| Records to use |
┌──
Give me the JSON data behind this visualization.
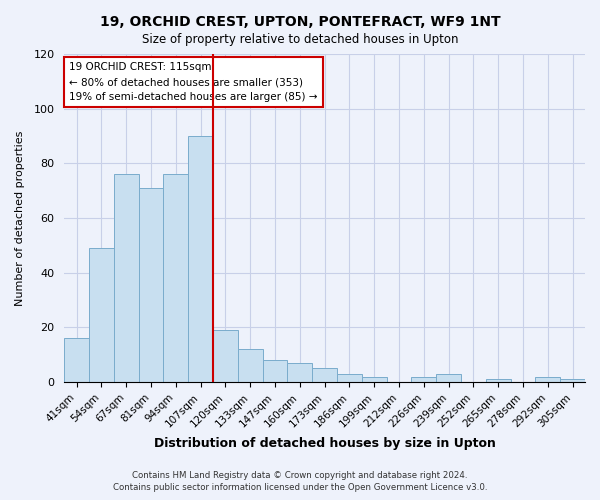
{
  "title": "19, ORCHID CREST, UPTON, PONTEFRACT, WF9 1NT",
  "subtitle": "Size of property relative to detached houses in Upton",
  "xlabel": "Distribution of detached houses by size in Upton",
  "ylabel": "Number of detached properties",
  "bar_color": "#c8dff0",
  "bar_edge_color": "#7aaccc",
  "categories": [
    "41sqm",
    "54sqm",
    "67sqm",
    "81sqm",
    "94sqm",
    "107sqm",
    "120sqm",
    "133sqm",
    "147sqm",
    "160sqm",
    "173sqm",
    "186sqm",
    "199sqm",
    "212sqm",
    "226sqm",
    "239sqm",
    "252sqm",
    "265sqm",
    "278sqm",
    "292sqm",
    "305sqm"
  ],
  "values": [
    16,
    49,
    76,
    71,
    76,
    90,
    19,
    12,
    8,
    7,
    5,
    3,
    2,
    0,
    2,
    3,
    0,
    1,
    0,
    2,
    1
  ],
  "vline_x": 6.0,
  "vline_color": "#cc0000",
  "annotation_title": "19 ORCHID CREST: 115sqm",
  "annotation_line1": "← 80% of detached houses are smaller (353)",
  "annotation_line2": "19% of semi-detached houses are larger (85) →",
  "ylim": [
    0,
    120
  ],
  "yticks": [
    0,
    20,
    40,
    60,
    80,
    100,
    120
  ],
  "footer1": "Contains HM Land Registry data © Crown copyright and database right 2024.",
  "footer2": "Contains public sector information licensed under the Open Government Licence v3.0.",
  "background_color": "#eef2fb",
  "plot_bg_color": "#eef2fb",
  "grid_color": "#c8d0e8"
}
└──
| Given instruction |
Repeat the material above in full and unchanged, minus its images.

| Written solution |
Give me the JSON data behind this visualization.
{
  "title": "19, ORCHID CREST, UPTON, PONTEFRACT, WF9 1NT",
  "subtitle": "Size of property relative to detached houses in Upton",
  "xlabel": "Distribution of detached houses by size in Upton",
  "ylabel": "Number of detached properties",
  "bar_color": "#c8dff0",
  "bar_edge_color": "#7aaccc",
  "categories": [
    "41sqm",
    "54sqm",
    "67sqm",
    "81sqm",
    "94sqm",
    "107sqm",
    "120sqm",
    "133sqm",
    "147sqm",
    "160sqm",
    "173sqm",
    "186sqm",
    "199sqm",
    "212sqm",
    "226sqm",
    "239sqm",
    "252sqm",
    "265sqm",
    "278sqm",
    "292sqm",
    "305sqm"
  ],
  "values": [
    16,
    49,
    76,
    71,
    76,
    90,
    19,
    12,
    8,
    7,
    5,
    3,
    2,
    0,
    2,
    3,
    0,
    1,
    0,
    2,
    1
  ],
  "vline_x": 6.0,
  "vline_color": "#cc0000",
  "annotation_title": "19 ORCHID CREST: 115sqm",
  "annotation_line1": "← 80% of detached houses are smaller (353)",
  "annotation_line2": "19% of semi-detached houses are larger (85) →",
  "ylim": [
    0,
    120
  ],
  "yticks": [
    0,
    20,
    40,
    60,
    80,
    100,
    120
  ],
  "footer1": "Contains HM Land Registry data © Crown copyright and database right 2024.",
  "footer2": "Contains public sector information licensed under the Open Government Licence v3.0.",
  "background_color": "#eef2fb",
  "plot_bg_color": "#eef2fb",
  "grid_color": "#c8d0e8"
}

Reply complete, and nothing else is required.